_DESCRIPTION OF THE TASK_
Pick every line with "JSON" from the material below.

*** GIVEN DATA ***

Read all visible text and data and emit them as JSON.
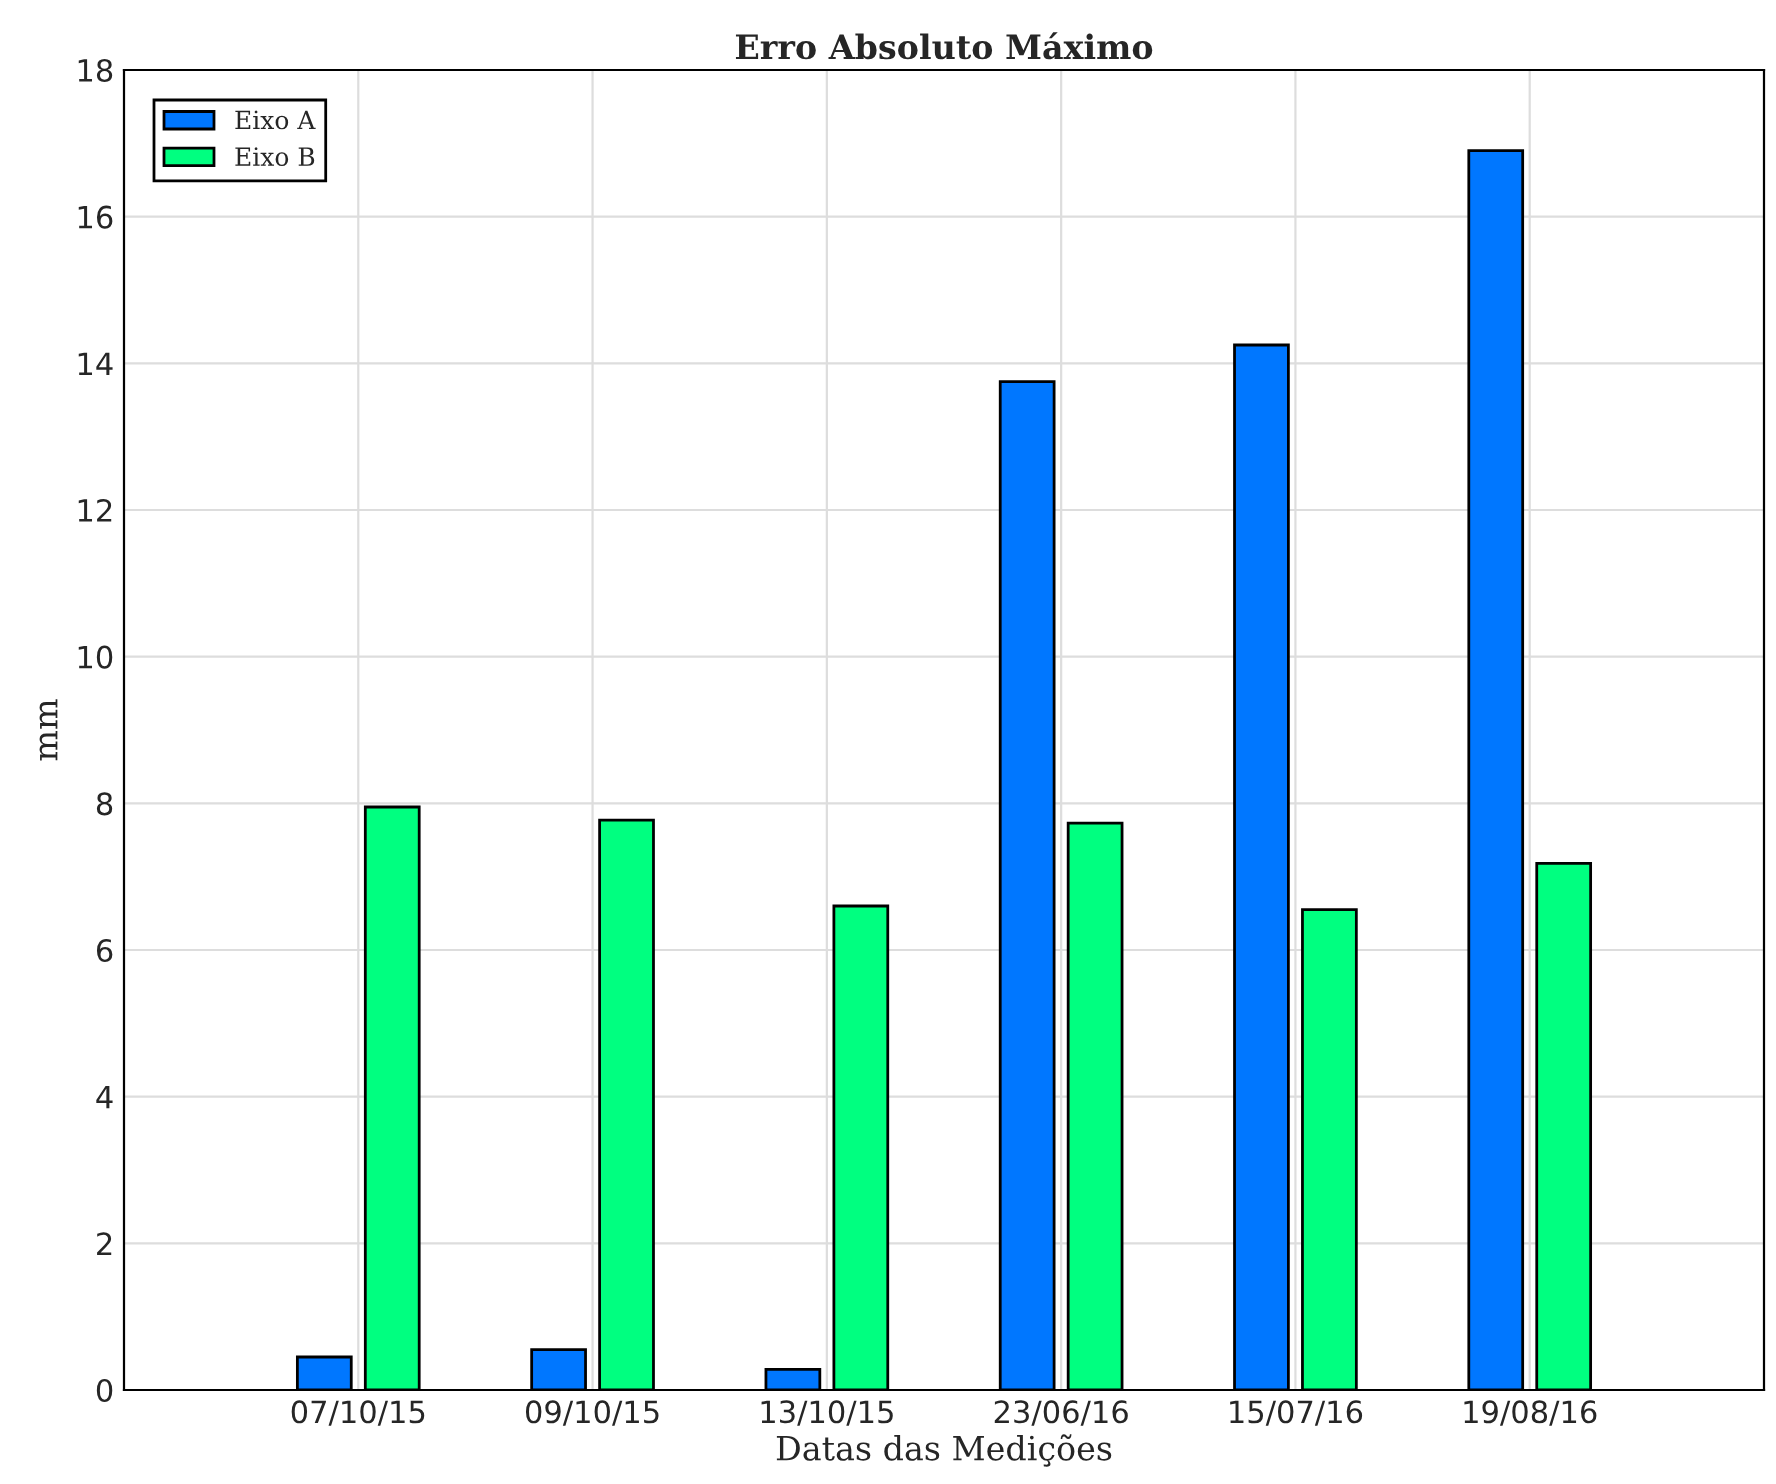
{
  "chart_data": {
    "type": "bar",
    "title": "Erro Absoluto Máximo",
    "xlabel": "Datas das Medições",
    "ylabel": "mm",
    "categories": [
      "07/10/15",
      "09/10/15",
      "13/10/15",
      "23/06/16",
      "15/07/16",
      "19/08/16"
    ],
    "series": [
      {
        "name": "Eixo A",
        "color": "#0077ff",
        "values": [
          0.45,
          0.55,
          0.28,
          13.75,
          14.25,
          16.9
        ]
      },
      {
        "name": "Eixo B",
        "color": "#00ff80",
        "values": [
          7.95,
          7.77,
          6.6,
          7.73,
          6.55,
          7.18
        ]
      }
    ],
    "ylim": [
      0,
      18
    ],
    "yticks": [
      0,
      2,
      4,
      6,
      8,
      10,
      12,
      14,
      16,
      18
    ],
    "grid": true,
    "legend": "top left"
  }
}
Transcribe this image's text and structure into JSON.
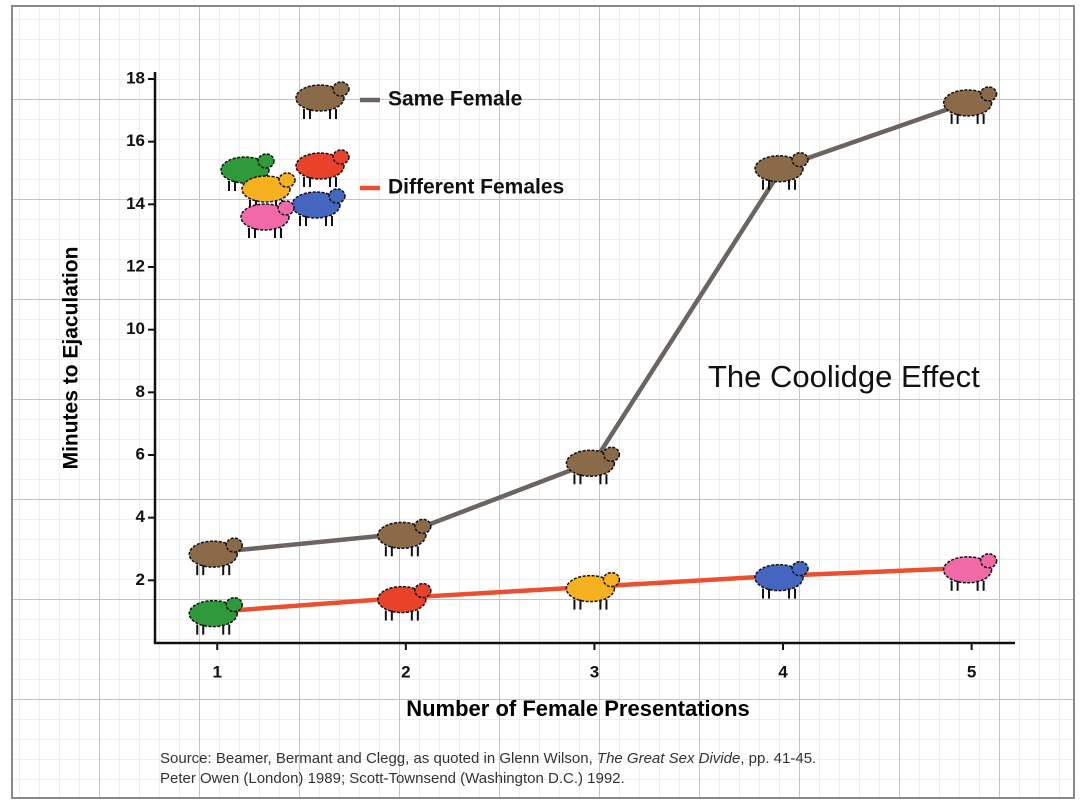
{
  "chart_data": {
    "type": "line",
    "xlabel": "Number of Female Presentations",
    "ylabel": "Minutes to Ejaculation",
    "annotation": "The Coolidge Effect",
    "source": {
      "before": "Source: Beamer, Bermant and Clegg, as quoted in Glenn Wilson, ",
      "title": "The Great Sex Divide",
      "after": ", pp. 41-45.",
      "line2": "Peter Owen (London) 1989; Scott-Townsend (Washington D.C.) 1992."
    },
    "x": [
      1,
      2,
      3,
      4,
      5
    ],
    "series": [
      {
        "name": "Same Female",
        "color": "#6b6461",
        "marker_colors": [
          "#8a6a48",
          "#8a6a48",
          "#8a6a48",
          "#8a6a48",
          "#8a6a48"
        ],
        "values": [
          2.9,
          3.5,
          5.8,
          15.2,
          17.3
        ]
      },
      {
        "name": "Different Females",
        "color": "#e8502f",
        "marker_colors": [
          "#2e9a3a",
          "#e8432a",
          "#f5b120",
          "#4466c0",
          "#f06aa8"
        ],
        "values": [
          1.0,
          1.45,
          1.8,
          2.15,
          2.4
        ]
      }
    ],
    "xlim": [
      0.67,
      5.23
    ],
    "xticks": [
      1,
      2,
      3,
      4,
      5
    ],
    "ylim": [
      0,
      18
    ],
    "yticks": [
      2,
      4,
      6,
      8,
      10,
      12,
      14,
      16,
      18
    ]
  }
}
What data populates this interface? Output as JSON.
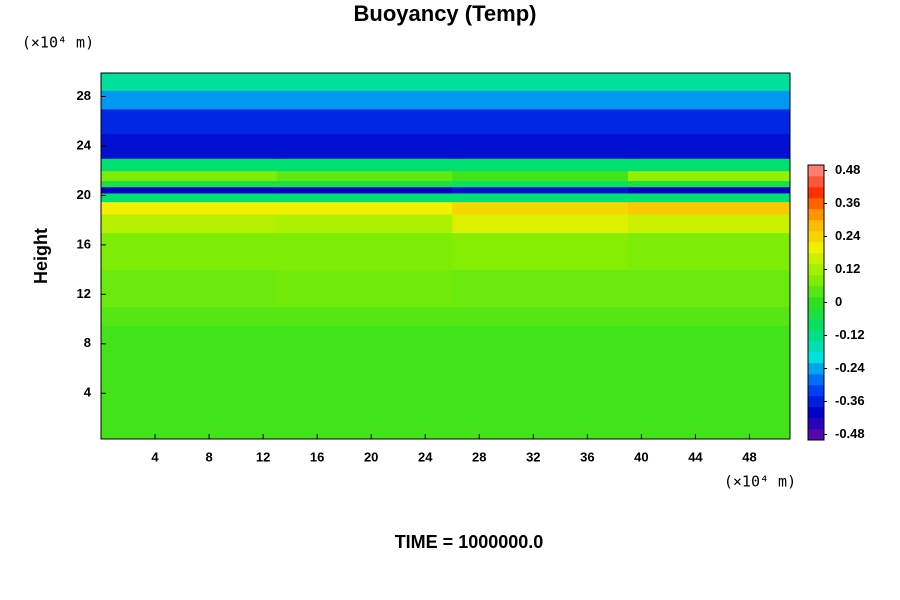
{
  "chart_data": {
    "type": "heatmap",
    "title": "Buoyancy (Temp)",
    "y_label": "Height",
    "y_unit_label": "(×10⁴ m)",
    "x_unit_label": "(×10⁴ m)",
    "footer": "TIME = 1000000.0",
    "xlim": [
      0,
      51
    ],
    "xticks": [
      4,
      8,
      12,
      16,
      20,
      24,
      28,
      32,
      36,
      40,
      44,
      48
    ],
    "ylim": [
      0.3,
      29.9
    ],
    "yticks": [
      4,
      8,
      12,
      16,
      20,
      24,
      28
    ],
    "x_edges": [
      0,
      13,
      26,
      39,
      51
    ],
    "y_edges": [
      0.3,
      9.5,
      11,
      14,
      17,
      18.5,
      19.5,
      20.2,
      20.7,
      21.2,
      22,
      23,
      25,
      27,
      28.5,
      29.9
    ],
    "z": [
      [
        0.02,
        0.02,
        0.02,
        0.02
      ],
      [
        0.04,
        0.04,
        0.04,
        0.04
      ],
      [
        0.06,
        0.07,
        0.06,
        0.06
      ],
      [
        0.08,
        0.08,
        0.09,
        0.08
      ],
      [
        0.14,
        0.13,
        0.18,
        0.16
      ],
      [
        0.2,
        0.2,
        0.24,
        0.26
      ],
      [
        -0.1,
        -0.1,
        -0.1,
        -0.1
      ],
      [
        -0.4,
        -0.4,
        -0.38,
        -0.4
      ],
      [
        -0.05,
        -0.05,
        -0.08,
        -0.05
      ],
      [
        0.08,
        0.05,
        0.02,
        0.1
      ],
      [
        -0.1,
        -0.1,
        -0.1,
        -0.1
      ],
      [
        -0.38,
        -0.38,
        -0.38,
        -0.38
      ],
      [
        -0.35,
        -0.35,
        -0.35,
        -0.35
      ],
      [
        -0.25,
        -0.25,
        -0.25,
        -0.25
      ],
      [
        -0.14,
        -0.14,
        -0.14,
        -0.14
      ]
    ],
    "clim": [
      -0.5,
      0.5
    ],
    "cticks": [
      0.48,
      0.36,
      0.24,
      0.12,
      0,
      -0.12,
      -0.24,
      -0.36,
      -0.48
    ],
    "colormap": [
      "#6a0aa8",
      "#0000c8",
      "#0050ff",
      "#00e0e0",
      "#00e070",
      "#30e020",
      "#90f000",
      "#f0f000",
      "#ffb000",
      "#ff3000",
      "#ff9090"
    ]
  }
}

***

_RESULT OF THIS TASK_
Read all visible text and data and emit them as JSON.
Transcribe this image's text and structure into JSON.
What data populates this interface? Output as JSON.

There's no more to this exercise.